STATED PROBLEM:
Can you write out all of the material below, word for word?
• • • • •
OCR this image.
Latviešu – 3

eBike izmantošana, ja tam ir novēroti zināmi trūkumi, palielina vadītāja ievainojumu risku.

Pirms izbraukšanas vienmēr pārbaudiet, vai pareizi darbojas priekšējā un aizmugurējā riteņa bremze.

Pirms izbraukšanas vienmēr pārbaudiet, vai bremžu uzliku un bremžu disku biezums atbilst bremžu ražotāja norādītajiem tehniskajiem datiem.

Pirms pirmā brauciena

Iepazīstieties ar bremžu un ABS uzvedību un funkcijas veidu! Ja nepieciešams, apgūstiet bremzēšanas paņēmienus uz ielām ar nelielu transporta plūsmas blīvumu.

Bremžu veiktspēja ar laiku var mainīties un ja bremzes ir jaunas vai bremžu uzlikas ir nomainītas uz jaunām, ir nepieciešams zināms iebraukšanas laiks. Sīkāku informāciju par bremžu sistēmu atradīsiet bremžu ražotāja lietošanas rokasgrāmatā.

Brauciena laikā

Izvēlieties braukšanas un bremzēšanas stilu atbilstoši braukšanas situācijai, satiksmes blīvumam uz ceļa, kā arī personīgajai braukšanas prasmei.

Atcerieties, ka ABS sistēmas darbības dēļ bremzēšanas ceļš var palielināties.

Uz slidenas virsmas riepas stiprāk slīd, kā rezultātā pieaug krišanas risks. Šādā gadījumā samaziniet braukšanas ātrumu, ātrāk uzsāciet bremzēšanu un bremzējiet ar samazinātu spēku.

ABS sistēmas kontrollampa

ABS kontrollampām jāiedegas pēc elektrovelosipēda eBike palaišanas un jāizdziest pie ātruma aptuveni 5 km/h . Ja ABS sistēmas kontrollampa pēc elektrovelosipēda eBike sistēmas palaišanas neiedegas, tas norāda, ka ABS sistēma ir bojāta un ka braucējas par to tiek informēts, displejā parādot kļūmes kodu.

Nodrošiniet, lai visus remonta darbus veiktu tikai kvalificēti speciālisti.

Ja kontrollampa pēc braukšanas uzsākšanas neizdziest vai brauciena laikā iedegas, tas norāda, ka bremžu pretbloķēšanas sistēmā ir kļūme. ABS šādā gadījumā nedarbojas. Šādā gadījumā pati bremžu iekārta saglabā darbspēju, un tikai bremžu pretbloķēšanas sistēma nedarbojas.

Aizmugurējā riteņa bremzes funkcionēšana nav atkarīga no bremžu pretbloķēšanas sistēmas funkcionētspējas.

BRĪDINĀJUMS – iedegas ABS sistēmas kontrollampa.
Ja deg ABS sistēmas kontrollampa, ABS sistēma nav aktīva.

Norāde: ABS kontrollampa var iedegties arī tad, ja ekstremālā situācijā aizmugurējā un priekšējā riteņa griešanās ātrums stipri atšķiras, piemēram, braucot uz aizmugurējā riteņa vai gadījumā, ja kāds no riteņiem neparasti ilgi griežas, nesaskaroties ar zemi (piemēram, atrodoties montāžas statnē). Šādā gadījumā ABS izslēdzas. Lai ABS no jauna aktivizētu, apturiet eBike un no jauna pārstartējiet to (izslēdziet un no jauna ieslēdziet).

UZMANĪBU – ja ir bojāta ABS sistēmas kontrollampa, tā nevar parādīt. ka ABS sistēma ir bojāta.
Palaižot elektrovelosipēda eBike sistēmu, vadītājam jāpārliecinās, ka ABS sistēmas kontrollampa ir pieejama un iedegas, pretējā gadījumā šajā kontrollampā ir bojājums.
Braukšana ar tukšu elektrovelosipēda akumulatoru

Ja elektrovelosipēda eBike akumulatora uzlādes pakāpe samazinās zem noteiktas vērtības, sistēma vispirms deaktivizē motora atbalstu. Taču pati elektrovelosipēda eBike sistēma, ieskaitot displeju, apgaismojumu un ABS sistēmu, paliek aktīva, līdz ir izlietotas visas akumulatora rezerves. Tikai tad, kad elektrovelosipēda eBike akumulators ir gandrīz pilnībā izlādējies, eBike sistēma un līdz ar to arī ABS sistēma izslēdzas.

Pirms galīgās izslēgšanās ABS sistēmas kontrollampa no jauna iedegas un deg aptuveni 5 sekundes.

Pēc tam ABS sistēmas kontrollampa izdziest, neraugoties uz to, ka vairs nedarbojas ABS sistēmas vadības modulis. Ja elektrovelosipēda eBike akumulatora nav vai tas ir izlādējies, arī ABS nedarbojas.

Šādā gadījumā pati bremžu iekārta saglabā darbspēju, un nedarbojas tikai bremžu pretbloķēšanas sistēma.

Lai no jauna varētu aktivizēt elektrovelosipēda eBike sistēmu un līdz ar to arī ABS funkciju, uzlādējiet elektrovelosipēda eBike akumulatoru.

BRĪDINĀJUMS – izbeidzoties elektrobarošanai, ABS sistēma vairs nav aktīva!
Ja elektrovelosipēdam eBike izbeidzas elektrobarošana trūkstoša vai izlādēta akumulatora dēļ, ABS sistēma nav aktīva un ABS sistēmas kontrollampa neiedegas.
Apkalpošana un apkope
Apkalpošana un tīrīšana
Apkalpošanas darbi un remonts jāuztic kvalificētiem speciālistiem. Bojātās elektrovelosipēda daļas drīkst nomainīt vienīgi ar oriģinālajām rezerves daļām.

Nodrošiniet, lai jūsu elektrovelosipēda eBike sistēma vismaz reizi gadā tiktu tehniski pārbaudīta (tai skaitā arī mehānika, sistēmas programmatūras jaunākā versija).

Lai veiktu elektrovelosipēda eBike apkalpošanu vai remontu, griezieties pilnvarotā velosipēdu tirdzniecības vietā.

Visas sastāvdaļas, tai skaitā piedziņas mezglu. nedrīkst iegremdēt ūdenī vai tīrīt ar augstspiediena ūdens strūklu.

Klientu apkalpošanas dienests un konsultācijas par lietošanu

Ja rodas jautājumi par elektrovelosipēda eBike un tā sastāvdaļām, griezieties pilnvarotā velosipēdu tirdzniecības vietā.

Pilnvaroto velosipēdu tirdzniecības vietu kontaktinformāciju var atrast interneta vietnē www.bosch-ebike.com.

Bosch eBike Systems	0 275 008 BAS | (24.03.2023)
• • • • •
RESPONSE TO THIS TASK:
OCR this image.
Latviešu – 3

eBike izmantošana, ja tam ir novēroti zināmi trūkumi, palielina vadītāja ievainojumu risku.

Pirms izbraukšanas vienmēr pārbaudiet, vai pareizi darbojas priekšējā un aizmugurējā riteņa bremze.

Pirms izbraukšanas vienmēr pārbaudiet, vai bremžu uzliku un bremžu disku biezums atbilst bremžu ražotāja norādītajiem tehniskajiem datiem.

Pirms pirmā brauciena

Iepazīstieties ar bremžu un ABS uzvedību un funkcijas veidu! Ja nepieciešams, apgūstiet bremzēšanas paņēmienus uz ielām ar nelielu transporta plūsmas blīvumu.

Bremžu veiktspēja ar laiku var mainīties un ja bremzes ir jaunas vai bremžu uzlikas ir nomainītas uz jaunām, ir nepieciešams zināms iebraukšanas laiks. Sīkāku informāciju par bremžu sistēmu atradīsiet bremžu ražotāja lietošanas rokasgrāmatā.

Brauciena laikā

Izvēlieties braukšanas un bremzēšanas stilu atbilstoši braukšanas situācijai, satiksmes blīvumam uz ceļa, kā arī personīgajai braukšanas prasmei.

Atcerieties, ka ABS sistēmas darbības dēļ bremzēšanas ceļš var palielināties.

Uz slidenas virsmas riepas stiprāk slīd, kā rezultātā pieaug krišanas risks. Šādā gadījumā samaziniet braukšanas ātrumu, ātrāk uzsāciet bremzēšanu un bremzējiet ar samazinātu spēku.

ABS sistēmas kontrollampa

ABS kontrollampām jāiedegas pēc elektrovelosipēda eBike palaišanas un jāizdziest pie ātruma aptuveni 5 km/h . Ja ABS sistēmas kontrollampa pēc elektrovelosipēda eBike sistēmas palaišanas neiedegas, tas norāda, ka ABS sistēma ir bojāta un ka braucējas par to tiek informēts, displejā parādot kļūmes kodu.

Nodrošiniet, lai visus remonta darbus veiktu tikai kvalificēti speciālisti.

Ja kontrollampa pēc braukšanas uzsākšanas neizdziest vai brauciena laikā iedegas, tas norāda, ka bremžu pretbloķēšanas sistēmā ir kļūme. ABS šādā gadījumā nedarbojas. Šādā gadījumā pati bremžu iekārta saglabā darbspēju, un tikai bremžu pretbloķēšanas sistēma nedarbojas.

Aizmugurējā riteņa bremzes funkcionēšana nav atkarīga no bremžu pretbloķēšanas sistēmas funkcionētspējas.

BRĪDINĀJUMS – iedegas ABS sistēmas kontrollampa.
Ja deg ABS sistēmas kontrollampa, ABS sistēma nav aktīva.

Norāde: ABS kontrollampa var iedegties arī tad, ja ekstremālā situācijā aizmugurējā un priekšējā riteņa griešanās ātrums stipri atšķiras, piemēram, braucot uz aizmugurējā riteņa vai gadījumā, ja kāds no riteņiem neparasti ilgi griežas, nesaskaroties ar zemi (piemēram, atrodoties montāžas statnē). Šādā gadījumā ABS izslēdzas. Lai ABS no jauna aktivizētu, apturiet eBike un no jauna pārstartējiet to (izslēdziet un no jauna ieslēdziet).

UZMANĪBU – ja ir bojāta ABS sistēmas kontrollampa, tā nevar parādīt. ka ABS sistēma ir bojāta.
Palaižot elektrovelosipēda eBike sistēmu, vadītājam jāpārliecinās, ka ABS sistēmas kontrollampa ir pieejama un iedegas, pretējā gadījumā šajā kontrollampā ir bojājums.
Braukšana ar tukšu elektrovelosipēda akumulatoru

Ja elektrovelosipēda eBike akumulatora uzlādes pakāpe samazinās zem noteiktas vērtības, sistēma vispirms deaktivizē motora atbalstu. Taču pati elektrovelosipēda eBike sistēma, ieskaitot displeju, apgaismojumu un ABS sistēmu, paliek aktīva, līdz ir izlietotas visas akumulatora rezerves. Tikai tad, kad elektrovelosipēda eBike akumulators ir gandrīz pilnībā izlādējies, eBike sistēma un līdz ar to arī ABS sistēma izslēdzas.

Pirms galīgās izslēgšanās ABS sistēmas kontrollampa no jauna iedegas un deg aptuveni 5 sekundes.

Pēc tam ABS sistēmas kontrollampa izdziest, neraugoties uz to, ka vairs nedarbojas ABS sistēmas vadības modulis. Ja elektrovelosipēda eBike akumulatora nav vai tas ir izlādējies, arī ABS nedarbojas.

Šādā gadījumā pati bremžu iekārta saglabā darbspēju, un nedarbojas tikai bremžu pretbloķēšanas sistēma.

Lai no jauna varētu aktivizēt elektrovelosipēda eBike sistēmu un līdz ar to arī ABS funkciju, uzlādējiet elektrovelosipēda eBike akumulatoru.

BRĪDINĀJUMS – izbeidzoties elektrobarošanai, ABS sistēma vairs nav aktīva!
Ja elektrovelosipēdam eBike izbeidzas elektrobarošana trūkstoša vai izlādēta akumulatora dēļ, ABS sistēma nav aktīva un ABS sistēmas kontrollampa neiedegas.
Apkalpošana un apkope
Apkalpošana un tīrīšana
Apkalpošanas darbi un remonts jāuztic kvalificētiem speciālistiem. Bojātās elektrovelosipēda daļas drīkst nomainīt vienīgi ar oriģinālajām rezerves daļām.

Nodrošiniet, lai jūsu elektrovelosipēda eBike sistēma vismaz reizi gadā tiktu tehniski pārbaudīta (tai skaitā arī mehānika, sistēmas programmatūras jaunākā versija).

Lai veiktu elektrovelosipēda eBike apkalpošanu vai remontu, griezieties pilnvarotā velosipēdu tirdzniecības vietā.

Visas sastāvdaļas, tai skaitā piedziņas mezglu. nedrīkst iegremdēt ūdenī vai tīrīt ar augstspiediena ūdens strūklu.

Klientu apkalpošanas dienests un konsultācijas par lietošanu

Ja rodas jautājumi par elektrovelosipēda eBike un tā sastāvdaļām, griezieties pilnvarotā velosipēdu tirdzniecības vietā.

Pilnvaroto velosipēdu tirdzniecības vietu kontaktinformāciju var atrast interneta vietnē www.bosch-ebike.com.

Bosch eBike Systems	0 275 008 BAS | (24.03.2023)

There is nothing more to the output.